Stored data:
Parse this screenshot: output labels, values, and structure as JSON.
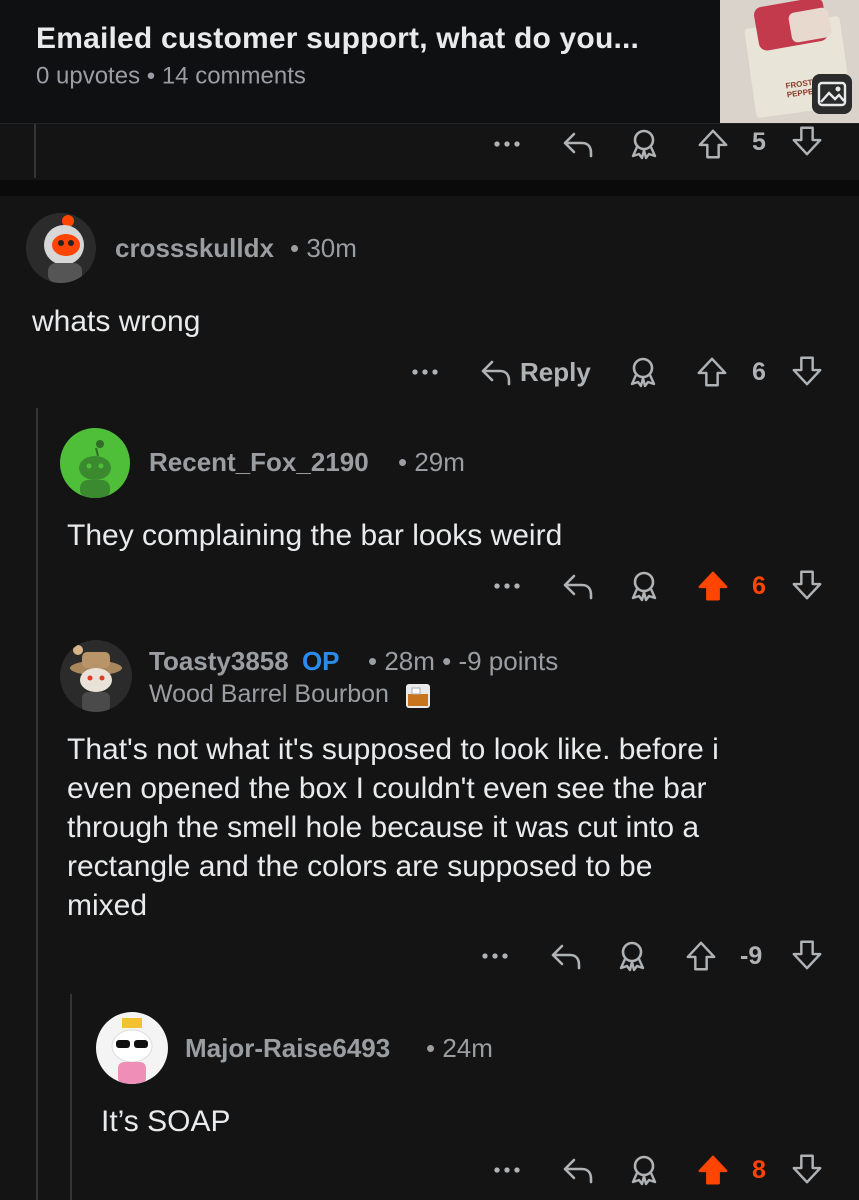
{
  "post": {
    "title": "Emailed customer support, what do you...",
    "upvotes": "0 upvotes",
    "comments": "14 comments",
    "thumb_label": "FROSTY\nPEPPERMINT"
  },
  "top_actions": {
    "votes": "5"
  },
  "colors": {
    "upvote": "#ff4500",
    "op": "#2a8bea",
    "background": "#141414"
  },
  "comments": [
    {
      "username": "crossskulldx",
      "age": "30m",
      "body": "whats wrong",
      "reply_label": "Reply",
      "votes": "6",
      "upvoted": false
    },
    {
      "username": "Recent_Fox_2190",
      "age": "29m",
      "body": "They complaining the bar looks weird",
      "votes": "6",
      "upvoted": true
    },
    {
      "username": "Toasty3858",
      "op_badge": "OP",
      "age": "28m",
      "points": "-9 points",
      "flair": "Wood Barrel Bourbon",
      "body_lines": [
        "That's not what it's supposed to look like. before i",
        "even opened the box I couldn't even see the bar",
        "through the smell hole because it was cut into a",
        "rectangle and the colors are supposed to be",
        "mixed"
      ],
      "votes": "-9",
      "upvoted": false
    },
    {
      "username": "Major-Raise6493",
      "age": "24m",
      "body": "It’s SOAP",
      "votes": "8",
      "upvoted": true
    }
  ],
  "icons": {
    "more": "more-icon",
    "reply": "reply-icon",
    "award": "award-icon",
    "upvote": "upvote-icon",
    "downvote": "downvote-icon",
    "image": "image-icon"
  }
}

▶ [GIVEN PROBLEM]:
From the entries, copy out each line containing the word "supposed".

▶ [OUTPUT FOR THIS EXERCISE]:
        "That's not what it's supposed to look like. before i",
        "rectangle and the colors are supposed to be",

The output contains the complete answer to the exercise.